◆ The problem ◆
Count the lines in the records below that contain the word "GRAPHIC", and reply with only that number.

═══ Records to process

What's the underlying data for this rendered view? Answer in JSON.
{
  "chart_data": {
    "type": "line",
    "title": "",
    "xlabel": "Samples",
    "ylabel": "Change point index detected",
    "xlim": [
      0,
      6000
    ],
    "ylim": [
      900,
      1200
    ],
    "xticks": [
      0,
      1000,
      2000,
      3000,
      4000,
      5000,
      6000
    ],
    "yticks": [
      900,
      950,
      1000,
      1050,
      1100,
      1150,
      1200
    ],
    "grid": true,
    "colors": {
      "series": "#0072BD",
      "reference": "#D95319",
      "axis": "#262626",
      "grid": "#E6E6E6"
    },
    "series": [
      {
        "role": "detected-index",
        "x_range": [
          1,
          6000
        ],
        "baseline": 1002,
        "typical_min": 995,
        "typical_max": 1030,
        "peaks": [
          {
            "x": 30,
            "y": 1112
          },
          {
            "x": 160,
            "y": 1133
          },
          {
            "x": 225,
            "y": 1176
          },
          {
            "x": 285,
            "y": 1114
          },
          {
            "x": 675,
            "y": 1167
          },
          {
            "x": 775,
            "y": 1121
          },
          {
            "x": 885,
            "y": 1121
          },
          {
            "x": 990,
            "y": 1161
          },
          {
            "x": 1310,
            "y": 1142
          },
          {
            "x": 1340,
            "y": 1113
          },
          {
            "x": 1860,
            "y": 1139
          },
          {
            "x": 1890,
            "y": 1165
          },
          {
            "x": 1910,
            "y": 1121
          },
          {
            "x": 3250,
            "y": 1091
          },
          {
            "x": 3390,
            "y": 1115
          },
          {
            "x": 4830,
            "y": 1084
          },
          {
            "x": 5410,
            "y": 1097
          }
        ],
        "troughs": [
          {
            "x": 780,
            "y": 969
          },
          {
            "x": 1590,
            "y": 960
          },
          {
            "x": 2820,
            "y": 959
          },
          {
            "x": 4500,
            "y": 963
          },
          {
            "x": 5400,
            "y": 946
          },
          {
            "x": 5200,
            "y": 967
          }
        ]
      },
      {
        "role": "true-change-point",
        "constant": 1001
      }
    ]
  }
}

══════
═══ Records to process

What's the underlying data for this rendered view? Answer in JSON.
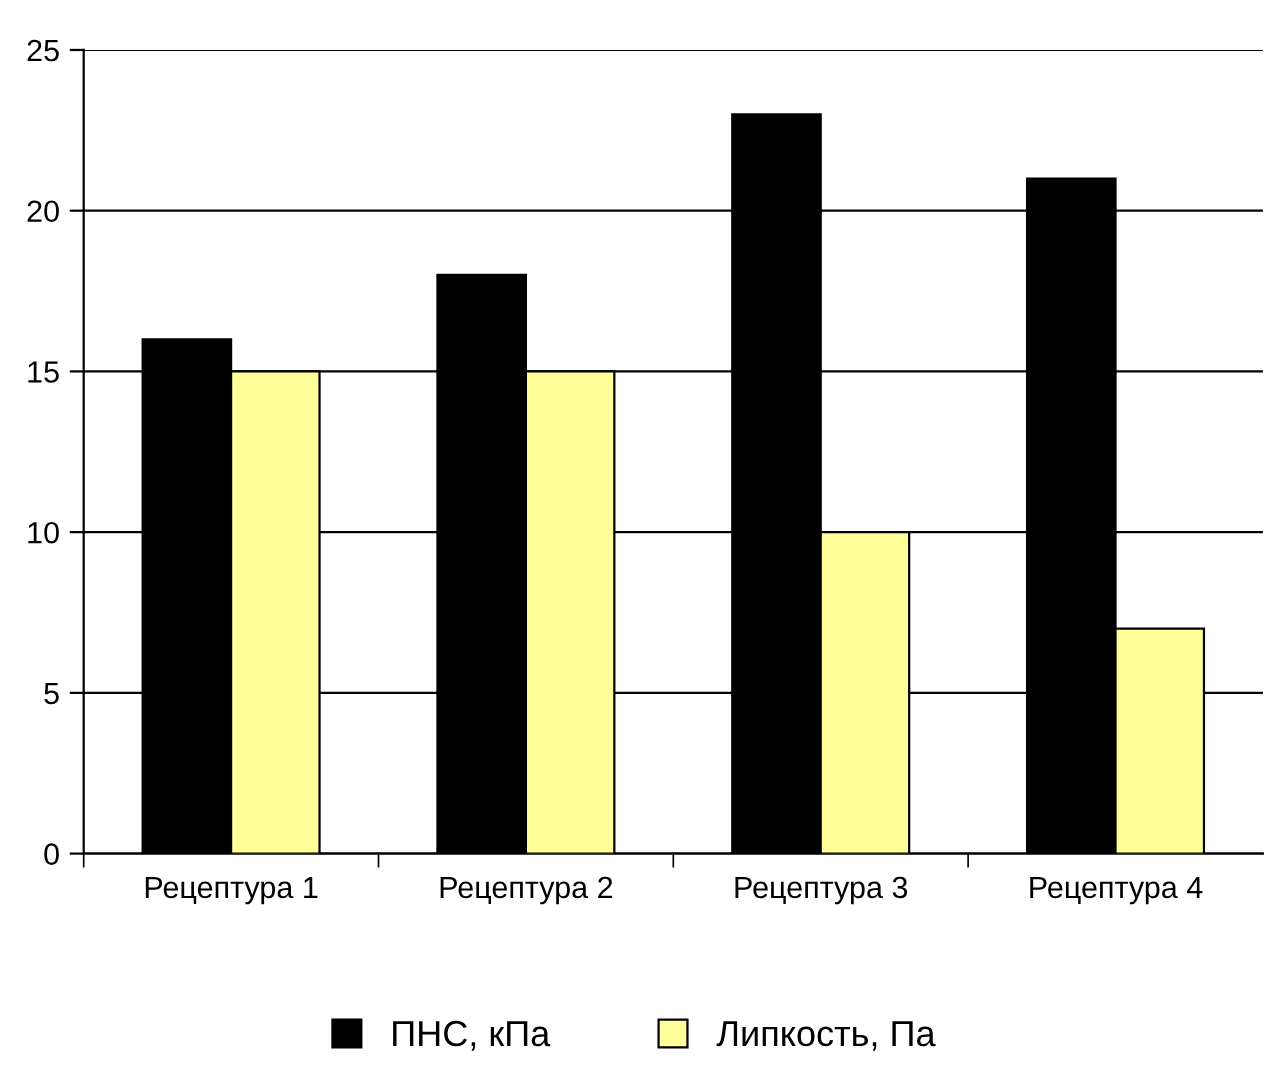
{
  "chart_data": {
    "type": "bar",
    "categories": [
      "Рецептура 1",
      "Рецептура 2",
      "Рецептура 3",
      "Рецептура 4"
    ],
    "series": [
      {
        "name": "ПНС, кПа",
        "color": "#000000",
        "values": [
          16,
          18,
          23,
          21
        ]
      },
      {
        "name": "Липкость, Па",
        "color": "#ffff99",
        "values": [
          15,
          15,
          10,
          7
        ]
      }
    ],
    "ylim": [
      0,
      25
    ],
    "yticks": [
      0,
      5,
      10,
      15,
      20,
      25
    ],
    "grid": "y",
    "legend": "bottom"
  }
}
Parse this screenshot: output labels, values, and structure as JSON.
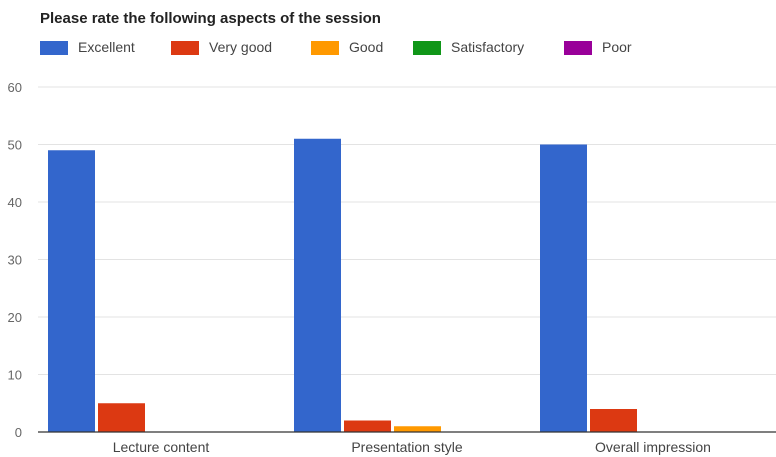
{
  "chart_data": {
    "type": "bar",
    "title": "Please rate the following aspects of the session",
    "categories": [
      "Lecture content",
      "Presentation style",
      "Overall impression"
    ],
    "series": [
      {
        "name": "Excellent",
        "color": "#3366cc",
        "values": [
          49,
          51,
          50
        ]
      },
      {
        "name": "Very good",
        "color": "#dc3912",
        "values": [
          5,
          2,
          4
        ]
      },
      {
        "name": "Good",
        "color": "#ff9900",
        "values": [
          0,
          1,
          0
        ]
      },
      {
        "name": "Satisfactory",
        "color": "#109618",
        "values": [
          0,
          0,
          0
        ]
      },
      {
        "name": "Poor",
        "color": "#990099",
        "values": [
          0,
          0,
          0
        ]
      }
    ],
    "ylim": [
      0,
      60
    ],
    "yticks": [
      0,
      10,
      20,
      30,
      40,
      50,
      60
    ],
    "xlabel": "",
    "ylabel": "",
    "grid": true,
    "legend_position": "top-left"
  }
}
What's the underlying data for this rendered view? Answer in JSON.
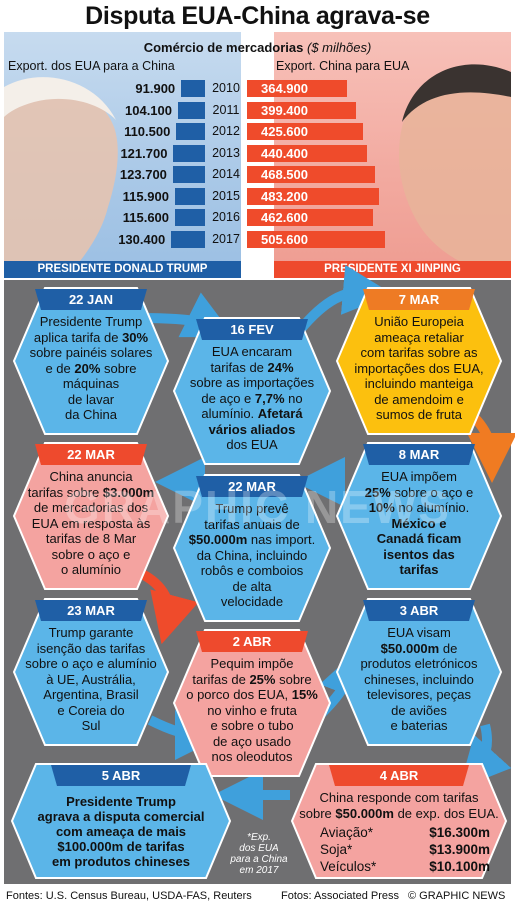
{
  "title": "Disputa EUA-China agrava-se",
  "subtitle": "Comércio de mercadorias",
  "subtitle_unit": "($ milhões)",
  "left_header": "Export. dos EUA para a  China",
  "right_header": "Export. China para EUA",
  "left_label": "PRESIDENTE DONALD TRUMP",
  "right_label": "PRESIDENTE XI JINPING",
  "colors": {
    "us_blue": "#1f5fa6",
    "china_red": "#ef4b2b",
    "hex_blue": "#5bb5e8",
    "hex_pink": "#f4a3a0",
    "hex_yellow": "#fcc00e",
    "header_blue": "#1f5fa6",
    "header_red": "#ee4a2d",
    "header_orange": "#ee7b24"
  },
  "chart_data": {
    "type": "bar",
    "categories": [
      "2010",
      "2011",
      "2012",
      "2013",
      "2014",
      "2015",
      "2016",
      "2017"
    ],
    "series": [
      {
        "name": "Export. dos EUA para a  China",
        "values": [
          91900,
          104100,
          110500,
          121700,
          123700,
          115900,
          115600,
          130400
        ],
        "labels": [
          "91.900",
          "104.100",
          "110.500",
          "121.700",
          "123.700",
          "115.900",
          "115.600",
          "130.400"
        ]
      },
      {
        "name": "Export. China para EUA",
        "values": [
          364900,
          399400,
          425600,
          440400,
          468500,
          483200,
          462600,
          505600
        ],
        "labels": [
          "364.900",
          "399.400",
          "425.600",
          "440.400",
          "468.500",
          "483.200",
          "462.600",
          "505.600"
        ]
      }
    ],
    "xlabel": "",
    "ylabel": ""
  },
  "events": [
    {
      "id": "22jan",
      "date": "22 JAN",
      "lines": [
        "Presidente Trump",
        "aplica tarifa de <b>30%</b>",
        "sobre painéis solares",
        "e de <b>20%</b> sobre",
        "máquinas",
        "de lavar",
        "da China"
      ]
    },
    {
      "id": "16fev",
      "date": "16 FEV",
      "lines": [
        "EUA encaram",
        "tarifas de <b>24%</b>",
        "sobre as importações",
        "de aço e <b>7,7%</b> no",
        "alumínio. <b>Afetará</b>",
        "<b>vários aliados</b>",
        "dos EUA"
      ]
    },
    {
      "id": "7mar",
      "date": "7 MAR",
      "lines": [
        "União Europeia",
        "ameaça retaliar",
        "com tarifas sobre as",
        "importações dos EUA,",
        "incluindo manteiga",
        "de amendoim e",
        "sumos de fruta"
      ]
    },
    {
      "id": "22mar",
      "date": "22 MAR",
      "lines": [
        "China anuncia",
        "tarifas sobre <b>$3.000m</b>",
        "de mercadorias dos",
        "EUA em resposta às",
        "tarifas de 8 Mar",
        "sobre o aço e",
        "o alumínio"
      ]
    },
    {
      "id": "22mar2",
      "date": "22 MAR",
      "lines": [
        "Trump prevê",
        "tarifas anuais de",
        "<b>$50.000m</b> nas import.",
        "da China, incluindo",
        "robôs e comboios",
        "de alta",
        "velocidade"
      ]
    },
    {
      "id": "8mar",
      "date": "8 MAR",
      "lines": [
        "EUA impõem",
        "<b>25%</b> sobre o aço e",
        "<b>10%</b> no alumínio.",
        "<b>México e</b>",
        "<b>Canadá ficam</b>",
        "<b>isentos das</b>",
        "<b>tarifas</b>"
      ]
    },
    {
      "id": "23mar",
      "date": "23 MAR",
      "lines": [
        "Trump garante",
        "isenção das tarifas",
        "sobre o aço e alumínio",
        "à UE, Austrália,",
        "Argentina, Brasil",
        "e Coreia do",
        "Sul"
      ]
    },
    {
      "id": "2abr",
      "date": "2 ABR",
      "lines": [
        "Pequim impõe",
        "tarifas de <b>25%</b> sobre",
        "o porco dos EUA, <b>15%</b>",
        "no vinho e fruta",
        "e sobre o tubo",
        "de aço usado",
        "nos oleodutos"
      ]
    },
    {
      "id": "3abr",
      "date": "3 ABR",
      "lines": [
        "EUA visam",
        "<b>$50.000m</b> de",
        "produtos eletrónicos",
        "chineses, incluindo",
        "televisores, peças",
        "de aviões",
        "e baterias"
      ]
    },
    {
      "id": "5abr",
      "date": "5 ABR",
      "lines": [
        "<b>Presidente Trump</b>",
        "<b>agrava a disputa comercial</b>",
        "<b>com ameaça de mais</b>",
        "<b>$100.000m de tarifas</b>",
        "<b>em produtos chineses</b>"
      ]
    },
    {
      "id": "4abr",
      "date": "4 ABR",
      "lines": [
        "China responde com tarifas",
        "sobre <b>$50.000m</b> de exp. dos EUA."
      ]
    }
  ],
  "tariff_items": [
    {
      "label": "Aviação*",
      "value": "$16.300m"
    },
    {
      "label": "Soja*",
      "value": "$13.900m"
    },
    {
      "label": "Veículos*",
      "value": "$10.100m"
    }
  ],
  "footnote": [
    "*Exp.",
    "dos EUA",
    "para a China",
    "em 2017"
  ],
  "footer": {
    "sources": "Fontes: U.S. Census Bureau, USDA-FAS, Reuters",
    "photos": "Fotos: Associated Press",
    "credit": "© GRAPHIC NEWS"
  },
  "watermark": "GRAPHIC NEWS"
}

══════

◆ Result of the exercise ◆
2